═══ Raw records ═══

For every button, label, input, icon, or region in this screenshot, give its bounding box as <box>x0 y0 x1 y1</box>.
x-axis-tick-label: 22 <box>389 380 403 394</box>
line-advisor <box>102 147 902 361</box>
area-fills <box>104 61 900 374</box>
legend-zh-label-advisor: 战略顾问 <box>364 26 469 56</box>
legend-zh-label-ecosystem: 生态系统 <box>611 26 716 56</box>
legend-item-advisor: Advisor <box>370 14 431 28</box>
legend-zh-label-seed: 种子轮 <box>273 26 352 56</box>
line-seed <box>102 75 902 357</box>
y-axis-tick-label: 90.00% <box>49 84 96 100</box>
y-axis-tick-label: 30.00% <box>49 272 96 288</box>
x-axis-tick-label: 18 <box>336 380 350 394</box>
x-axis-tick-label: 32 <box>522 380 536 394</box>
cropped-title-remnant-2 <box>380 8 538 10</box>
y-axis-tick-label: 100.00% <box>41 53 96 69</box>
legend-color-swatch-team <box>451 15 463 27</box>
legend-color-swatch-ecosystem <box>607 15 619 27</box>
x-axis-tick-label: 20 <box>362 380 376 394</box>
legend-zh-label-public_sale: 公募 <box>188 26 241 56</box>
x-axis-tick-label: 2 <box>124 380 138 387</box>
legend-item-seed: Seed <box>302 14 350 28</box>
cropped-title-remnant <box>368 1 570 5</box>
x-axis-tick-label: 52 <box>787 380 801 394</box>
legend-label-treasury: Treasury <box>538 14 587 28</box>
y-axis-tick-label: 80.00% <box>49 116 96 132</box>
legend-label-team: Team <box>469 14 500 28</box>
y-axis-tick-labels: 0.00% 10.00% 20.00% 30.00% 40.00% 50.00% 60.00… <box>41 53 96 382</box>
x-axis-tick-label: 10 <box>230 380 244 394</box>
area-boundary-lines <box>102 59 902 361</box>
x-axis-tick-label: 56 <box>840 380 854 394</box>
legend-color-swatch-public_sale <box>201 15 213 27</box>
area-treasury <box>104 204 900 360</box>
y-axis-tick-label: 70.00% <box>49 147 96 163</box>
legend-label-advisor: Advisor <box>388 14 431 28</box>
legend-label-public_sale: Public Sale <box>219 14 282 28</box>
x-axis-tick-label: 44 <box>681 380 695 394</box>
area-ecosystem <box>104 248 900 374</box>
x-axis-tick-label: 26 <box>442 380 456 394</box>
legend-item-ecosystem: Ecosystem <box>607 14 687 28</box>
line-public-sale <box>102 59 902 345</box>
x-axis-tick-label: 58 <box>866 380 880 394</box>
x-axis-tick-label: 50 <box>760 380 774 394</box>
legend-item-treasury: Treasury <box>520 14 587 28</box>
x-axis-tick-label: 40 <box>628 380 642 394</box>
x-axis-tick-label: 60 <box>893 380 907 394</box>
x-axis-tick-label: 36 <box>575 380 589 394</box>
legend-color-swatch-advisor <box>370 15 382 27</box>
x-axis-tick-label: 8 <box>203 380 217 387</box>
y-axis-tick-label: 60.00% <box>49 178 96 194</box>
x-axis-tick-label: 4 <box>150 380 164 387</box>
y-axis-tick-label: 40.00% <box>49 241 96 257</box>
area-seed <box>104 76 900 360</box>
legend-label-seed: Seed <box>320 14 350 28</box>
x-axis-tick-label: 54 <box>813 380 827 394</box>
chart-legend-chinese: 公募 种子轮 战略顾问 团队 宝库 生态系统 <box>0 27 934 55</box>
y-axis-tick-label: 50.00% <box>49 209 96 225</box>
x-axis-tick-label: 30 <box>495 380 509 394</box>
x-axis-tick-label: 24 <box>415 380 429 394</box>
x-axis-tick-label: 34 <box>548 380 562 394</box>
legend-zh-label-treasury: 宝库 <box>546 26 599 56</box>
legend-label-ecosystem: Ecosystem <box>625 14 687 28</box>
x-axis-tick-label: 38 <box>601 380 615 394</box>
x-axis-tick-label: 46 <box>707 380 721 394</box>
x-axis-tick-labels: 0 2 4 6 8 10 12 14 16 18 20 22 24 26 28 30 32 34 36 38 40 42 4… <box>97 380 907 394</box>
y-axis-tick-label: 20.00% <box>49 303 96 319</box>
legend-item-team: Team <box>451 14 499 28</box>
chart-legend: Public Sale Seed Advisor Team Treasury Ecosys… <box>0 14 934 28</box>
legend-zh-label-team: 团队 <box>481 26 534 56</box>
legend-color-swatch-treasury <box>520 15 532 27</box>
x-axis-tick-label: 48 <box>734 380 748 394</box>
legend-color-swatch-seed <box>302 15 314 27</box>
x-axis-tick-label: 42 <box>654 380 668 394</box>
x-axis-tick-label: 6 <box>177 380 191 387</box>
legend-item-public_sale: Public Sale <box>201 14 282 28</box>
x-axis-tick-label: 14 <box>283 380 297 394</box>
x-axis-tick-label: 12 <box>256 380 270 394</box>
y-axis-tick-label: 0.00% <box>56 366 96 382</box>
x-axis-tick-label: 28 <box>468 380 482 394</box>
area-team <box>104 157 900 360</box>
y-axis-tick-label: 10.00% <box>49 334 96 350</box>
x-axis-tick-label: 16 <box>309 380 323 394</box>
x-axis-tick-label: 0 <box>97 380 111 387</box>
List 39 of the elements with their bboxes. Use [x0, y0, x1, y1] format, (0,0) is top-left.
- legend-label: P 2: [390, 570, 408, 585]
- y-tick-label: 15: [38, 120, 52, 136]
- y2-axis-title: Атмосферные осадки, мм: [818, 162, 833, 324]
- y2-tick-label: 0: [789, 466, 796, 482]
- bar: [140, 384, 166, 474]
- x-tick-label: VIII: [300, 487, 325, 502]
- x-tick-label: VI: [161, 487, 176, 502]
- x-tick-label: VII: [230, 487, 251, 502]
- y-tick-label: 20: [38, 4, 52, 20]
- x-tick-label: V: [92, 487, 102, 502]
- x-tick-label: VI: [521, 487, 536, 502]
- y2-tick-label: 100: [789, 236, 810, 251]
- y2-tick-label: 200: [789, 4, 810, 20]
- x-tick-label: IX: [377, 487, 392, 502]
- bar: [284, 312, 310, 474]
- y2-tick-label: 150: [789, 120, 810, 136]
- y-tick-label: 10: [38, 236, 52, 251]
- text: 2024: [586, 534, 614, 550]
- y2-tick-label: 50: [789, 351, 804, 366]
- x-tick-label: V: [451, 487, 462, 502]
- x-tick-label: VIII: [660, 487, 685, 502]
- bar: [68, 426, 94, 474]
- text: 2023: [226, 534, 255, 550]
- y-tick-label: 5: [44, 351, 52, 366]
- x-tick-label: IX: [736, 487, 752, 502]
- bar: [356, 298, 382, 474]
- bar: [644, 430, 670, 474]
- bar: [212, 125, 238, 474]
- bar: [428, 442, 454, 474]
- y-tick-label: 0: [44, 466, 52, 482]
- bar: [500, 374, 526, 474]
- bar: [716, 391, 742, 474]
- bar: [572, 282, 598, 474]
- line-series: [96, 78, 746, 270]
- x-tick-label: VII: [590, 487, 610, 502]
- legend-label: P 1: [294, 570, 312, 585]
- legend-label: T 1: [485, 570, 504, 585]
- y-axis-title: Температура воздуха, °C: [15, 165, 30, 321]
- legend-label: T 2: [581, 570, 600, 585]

═══

(Task directions): Copy all of the items above line for line, with nothing altered.

(Result for this exercise):
For every button, label, input, icon, or region in this screenshot, give its bounding box as <box>x0 y0 x1 y1</box>.
x-axis-tick-label: 22 <box>389 380 403 394</box>
line-advisor <box>102 147 902 361</box>
area-fills <box>104 61 900 374</box>
legend-zh-label-advisor: 战略顾问 <box>364 26 469 56</box>
legend-zh-label-ecosystem: 生态系统 <box>611 26 716 56</box>
legend-item-advisor: Advisor <box>370 14 431 28</box>
legend-zh-label-seed: 种子轮 <box>273 26 352 56</box>
line-seed <box>102 75 902 357</box>
y-axis-tick-label: 90.00% <box>49 84 96 100</box>
y-axis-tick-label: 30.00% <box>49 272 96 288</box>
x-axis-tick-label: 18 <box>336 380 350 394</box>
x-axis-tick-label: 32 <box>522 380 536 394</box>
cropped-title-remnant-2 <box>380 8 538 10</box>
y-axis-tick-label: 100.00% <box>41 53 96 69</box>
legend-color-swatch-team <box>451 15 463 27</box>
legend-color-swatch-ecosystem <box>607 15 619 27</box>
x-axis-tick-label: 20 <box>362 380 376 394</box>
legend-zh-label-public_sale: 公募 <box>188 26 241 56</box>
x-axis-tick-label: 2 <box>124 380 138 387</box>
legend-item-seed: Seed <box>302 14 350 28</box>
cropped-title-remnant <box>368 1 570 5</box>
x-axis-tick-label: 52 <box>787 380 801 394</box>
legend-label-treasury: Treasury <box>538 14 587 28</box>
y-axis-tick-label: 80.00% <box>49 116 96 132</box>
legend-label-team: Team <box>469 14 500 28</box>
y-axis-tick-labels: 0.00% 10.00% 20.00% 30.00% 40.00% 50.00% 60.00… <box>41 53 96 382</box>
x-axis-tick-label: 10 <box>230 380 244 394</box>
area-boundary-lines <box>102 59 902 361</box>
x-axis-tick-label: 56 <box>840 380 854 394</box>
legend-color-swatch-public_sale <box>201 15 213 27</box>
area-treasury <box>104 204 900 360</box>
y-axis-tick-label: 70.00% <box>49 147 96 163</box>
legend-label-advisor: Advisor <box>388 14 431 28</box>
legend-label-public_sale: Public Sale <box>219 14 282 28</box>
x-axis-tick-label: 44 <box>681 380 695 394</box>
area-ecosystem <box>104 248 900 374</box>
x-axis-tick-label: 26 <box>442 380 456 394</box>
legend-item-ecosystem: Ecosystem <box>607 14 687 28</box>
line-public-sale <box>102 59 902 345</box>
x-axis-tick-label: 58 <box>866 380 880 394</box>
x-axis-tick-label: 50 <box>760 380 774 394</box>
legend-item-treasury: Treasury <box>520 14 587 28</box>
x-axis-tick-label: 40 <box>628 380 642 394</box>
x-axis-tick-label: 60 <box>893 380 907 394</box>
x-axis-tick-label: 36 <box>575 380 589 394</box>
legend-color-swatch-advisor <box>370 15 382 27</box>
x-axis-tick-label: 8 <box>203 380 217 387</box>
y-axis-tick-label: 60.00% <box>49 178 96 194</box>
x-axis-tick-label: 4 <box>150 380 164 387</box>
y-axis-tick-label: 40.00% <box>49 241 96 257</box>
area-seed <box>104 76 900 360</box>
legend-label-seed: Seed <box>320 14 350 28</box>
x-axis-tick-label: 54 <box>813 380 827 394</box>
chart-legend-chinese: 公募 种子轮 战略顾问 团队 宝库 生态系统 <box>0 27 934 55</box>
y-axis-tick-label: 50.00% <box>49 209 96 225</box>
x-axis-tick-label: 30 <box>495 380 509 394</box>
x-axis-tick-label: 24 <box>415 380 429 394</box>
x-axis-tick-label: 34 <box>548 380 562 394</box>
legend-zh-label-treasury: 宝库 <box>546 26 599 56</box>
legend-label-ecosystem: Ecosystem <box>625 14 687 28</box>
x-axis-tick-label: 38 <box>601 380 615 394</box>
x-axis-tick-label: 46 <box>707 380 721 394</box>
x-axis-tick-labels: 0 2 4 6 8 10 12 14 16 18 20 22 24 26 28 30 32 34 36 38 40 42 4… <box>97 380 907 394</box>
y-axis-tick-label: 20.00% <box>49 303 96 319</box>
legend-item-team: Team <box>451 14 499 28</box>
chart-legend: Public Sale Seed Advisor Team Treasury Ecosys… <box>0 14 934 28</box>
legend-zh-label-team: 团队 <box>481 26 534 56</box>
legend-color-swatch-treasury <box>520 15 532 27</box>
x-axis-tick-label: 48 <box>734 380 748 394</box>
legend-color-swatch-seed <box>302 15 314 27</box>
x-axis-tick-label: 42 <box>654 380 668 394</box>
x-axis-tick-label: 6 <box>177 380 191 387</box>
legend-item-public_sale: Public Sale <box>201 14 282 28</box>
x-axis-tick-label: 14 <box>283 380 297 394</box>
x-axis-tick-label: 12 <box>256 380 270 394</box>
y-axis-tick-label: 0.00% <box>56 366 96 382</box>
x-axis-tick-label: 28 <box>468 380 482 394</box>
area-team <box>104 157 900 360</box>
y-axis-tick-label: 10.00% <box>49 334 96 350</box>
x-axis-tick-label: 16 <box>309 380 323 394</box>
x-axis-tick-label: 0 <box>97 380 111 387</box>
List 39 of the elements with their bboxes. Use [x0, y0, x1, y1] format, (0,0) is top-left.
- legend-label: P 2: [390, 570, 408, 585]
- y-tick-label: 15: [38, 120, 52, 136]
- y2-axis-title: Атмосферные осадки, мм: [818, 162, 833, 324]
- y2-tick-label: 0: [789, 466, 796, 482]
- bar: [140, 384, 166, 474]
- x-tick-label: VIII: [300, 487, 325, 502]
- x-tick-label: VI: [161, 487, 176, 502]
- x-tick-label: VII: [230, 487, 251, 502]
- y-tick-label: 20: [38, 4, 52, 20]
- x-tick-label: V: [92, 487, 102, 502]
- x-tick-label: VI: [521, 487, 536, 502]
- y2-tick-label: 100: [789, 236, 810, 251]
- y2-tick-label: 200: [789, 4, 810, 20]
- x-tick-label: IX: [377, 487, 392, 502]
- bar: [284, 312, 310, 474]
- y2-tick-label: 150: [789, 120, 810, 136]
- y-tick-label: 10: [38, 236, 52, 251]
- text: 2024: [586, 534, 614, 550]
- y2-tick-label: 50: [789, 351, 804, 366]
- x-tick-label: V: [451, 487, 462, 502]
- x-tick-label: VIII: [660, 487, 685, 502]
- bar: [68, 426, 94, 474]
- text: 2023: [226, 534, 255, 550]
- y-tick-label: 5: [44, 351, 52, 366]
- x-tick-label: IX: [736, 487, 752, 502]
- bar: [356, 298, 382, 474]
- bar: [644, 430, 670, 474]
- bar: [212, 125, 238, 474]
- bar: [428, 442, 454, 474]
- y-tick-label: 0: [44, 466, 52, 482]
- bar: [500, 374, 526, 474]
- bar: [716, 391, 742, 474]
- bar: [572, 282, 598, 474]
- line-series: [96, 78, 746, 270]
- x-tick-label: VII: [590, 487, 610, 502]
- legend-label: P 1: [294, 570, 312, 585]
- legend-label: T 1: [485, 570, 504, 585]
- y-axis-title: Температура воздуха, °C: [15, 165, 30, 321]
- legend-label: T 2: [581, 570, 600, 585]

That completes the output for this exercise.